SHORT TASK:
Please set down all the lines beneath this one exactly, without the pictures.

------ DATA PROVIDED ------

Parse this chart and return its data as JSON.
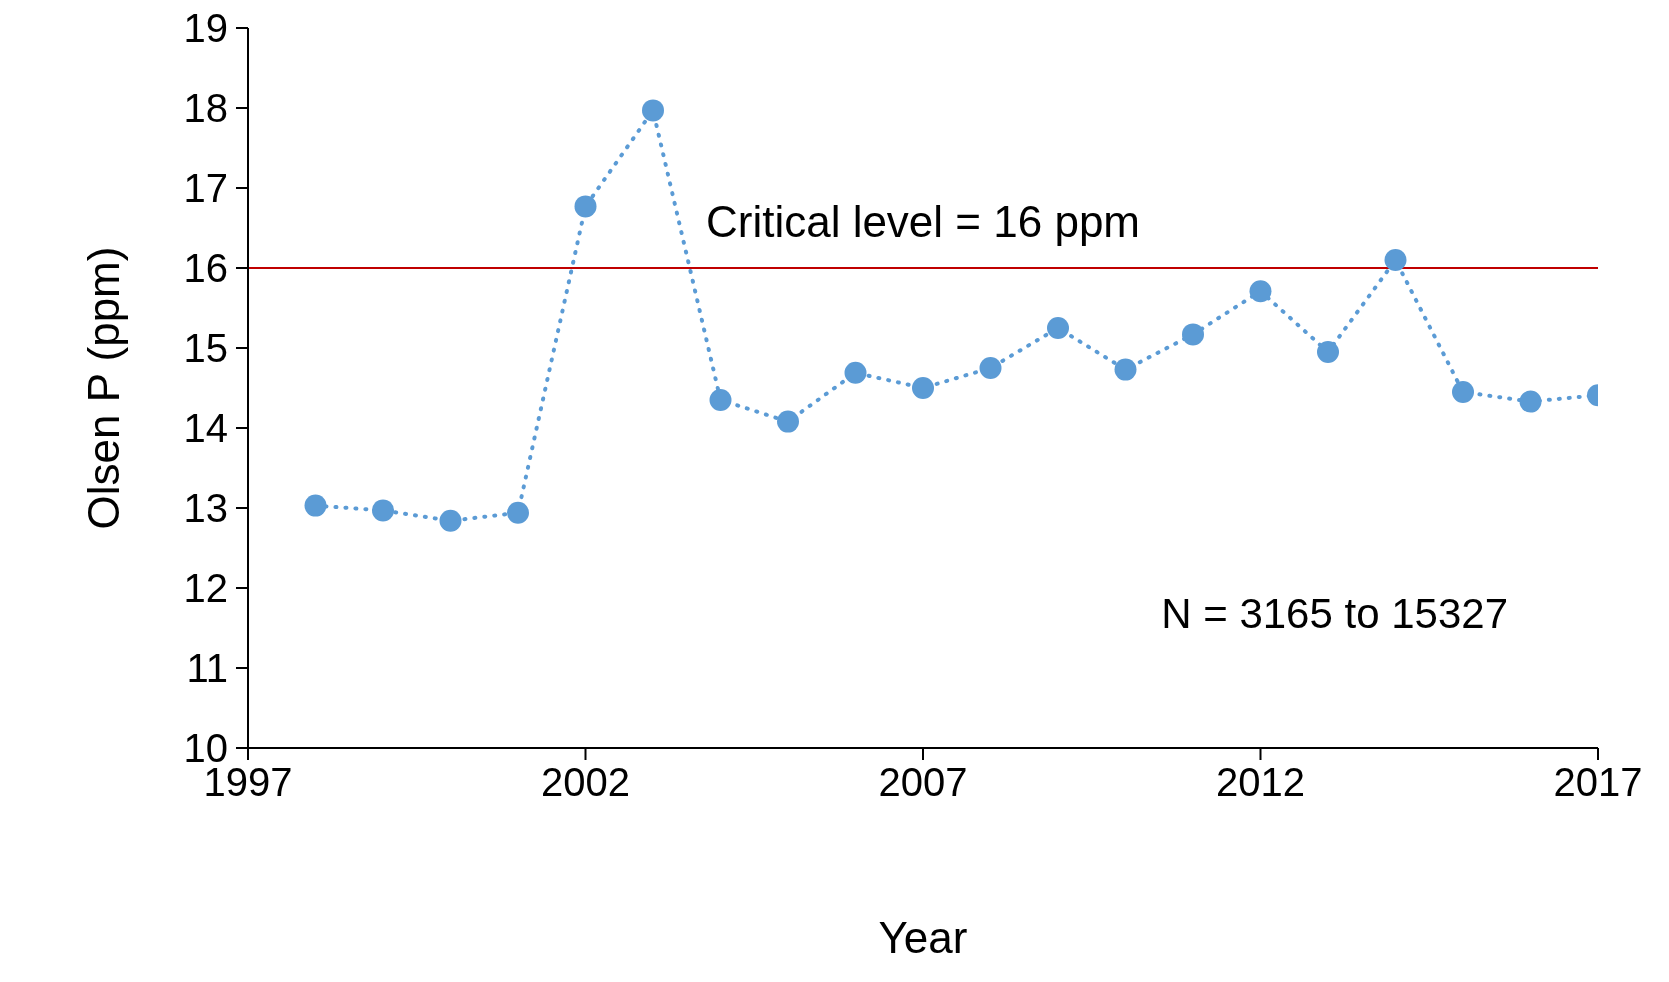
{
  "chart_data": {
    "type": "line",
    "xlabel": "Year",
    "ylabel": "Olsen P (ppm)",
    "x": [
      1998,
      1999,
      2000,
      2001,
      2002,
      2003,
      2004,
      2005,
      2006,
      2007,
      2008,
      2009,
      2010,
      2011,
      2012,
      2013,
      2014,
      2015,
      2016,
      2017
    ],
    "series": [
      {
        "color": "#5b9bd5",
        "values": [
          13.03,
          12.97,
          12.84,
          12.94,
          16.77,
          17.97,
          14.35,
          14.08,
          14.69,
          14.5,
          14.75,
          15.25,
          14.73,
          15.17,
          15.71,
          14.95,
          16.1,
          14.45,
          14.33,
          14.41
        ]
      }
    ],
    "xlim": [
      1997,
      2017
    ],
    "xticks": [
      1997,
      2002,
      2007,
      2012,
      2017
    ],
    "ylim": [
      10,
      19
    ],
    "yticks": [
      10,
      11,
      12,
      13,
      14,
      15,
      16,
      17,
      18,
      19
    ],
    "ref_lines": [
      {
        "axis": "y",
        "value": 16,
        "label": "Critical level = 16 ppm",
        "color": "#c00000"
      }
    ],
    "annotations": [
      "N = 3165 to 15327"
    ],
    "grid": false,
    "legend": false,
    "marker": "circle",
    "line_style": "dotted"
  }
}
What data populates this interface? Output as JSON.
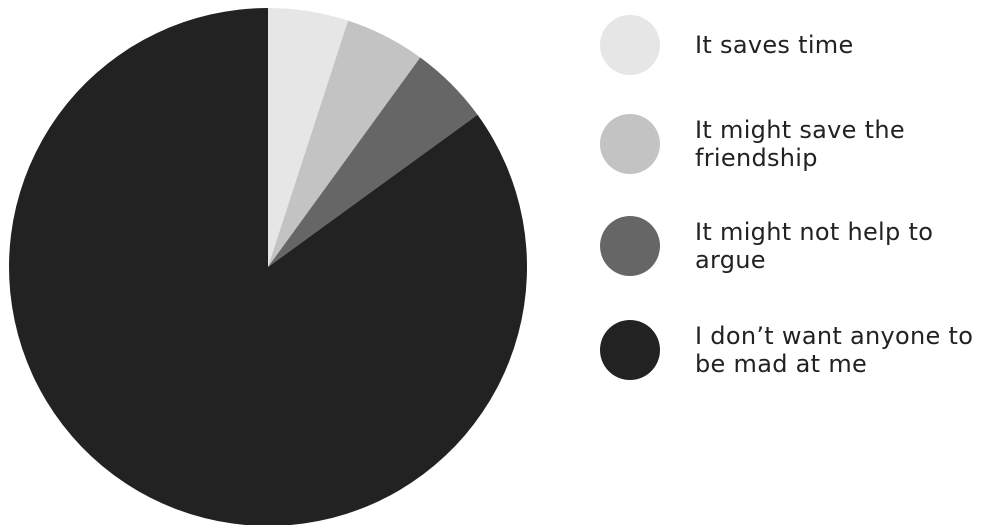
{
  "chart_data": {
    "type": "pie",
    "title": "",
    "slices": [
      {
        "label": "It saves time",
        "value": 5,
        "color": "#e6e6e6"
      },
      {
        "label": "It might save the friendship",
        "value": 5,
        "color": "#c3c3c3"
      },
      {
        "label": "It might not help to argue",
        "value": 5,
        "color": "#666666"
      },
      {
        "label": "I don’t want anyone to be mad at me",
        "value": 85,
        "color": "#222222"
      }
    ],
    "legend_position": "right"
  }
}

------

ANSWER BELOW:
Parse this chart and return its data as JSON.
{
  "chart_data": {
    "type": "line",
    "xlabel": "Year",
    "ylabel": "Olsen P (ppm)",
    "x": [
      1998,
      1999,
      2000,
      2001,
      2002,
      2003,
      2004,
      2005,
      2006,
      2007,
      2008,
      2009,
      2010,
      2011,
      2012,
      2013,
      2014,
      2015,
      2016,
      2017
    ],
    "series": [
      {
        "color": "#5b9bd5",
        "values": [
          13.03,
          12.97,
          12.84,
          12.94,
          16.77,
          17.97,
          14.35,
          14.08,
          14.69,
          14.5,
          14.75,
          15.25,
          14.73,
          15.17,
          15.71,
          14.95,
          16.1,
          14.45,
          14.33,
          14.41
        ]
      }
    ],
    "xlim": [
      1997,
      2017
    ],
    "xticks": [
      1997,
      2002,
      2007,
      2012,
      2017
    ],
    "ylim": [
      10,
      19
    ],
    "yticks": [
      10,
      11,
      12,
      13,
      14,
      15,
      16,
      17,
      18,
      19
    ],
    "ref_lines": [
      {
        "axis": "y",
        "value": 16,
        "label": "Critical level = 16 ppm",
        "color": "#c00000"
      }
    ],
    "annotations": [
      "N = 3165 to 15327"
    ],
    "grid": false,
    "legend": false,
    "marker": "circle",
    "line_style": "dotted"
  }
}
What data populates this interface? Output as JSON.
{
  "chart_data": {
    "type": "pie",
    "title": "",
    "slices": [
      {
        "label": "It saves time",
        "value": 5,
        "color": "#e6e6e6"
      },
      {
        "label": "It might save the friendship",
        "value": 5,
        "color": "#c3c3c3"
      },
      {
        "label": "It might not help to argue",
        "value": 5,
        "color": "#666666"
      },
      {
        "label": "I don’t want anyone to be mad at me",
        "value": 85,
        "color": "#222222"
      }
    ],
    "legend_position": "right"
  }
}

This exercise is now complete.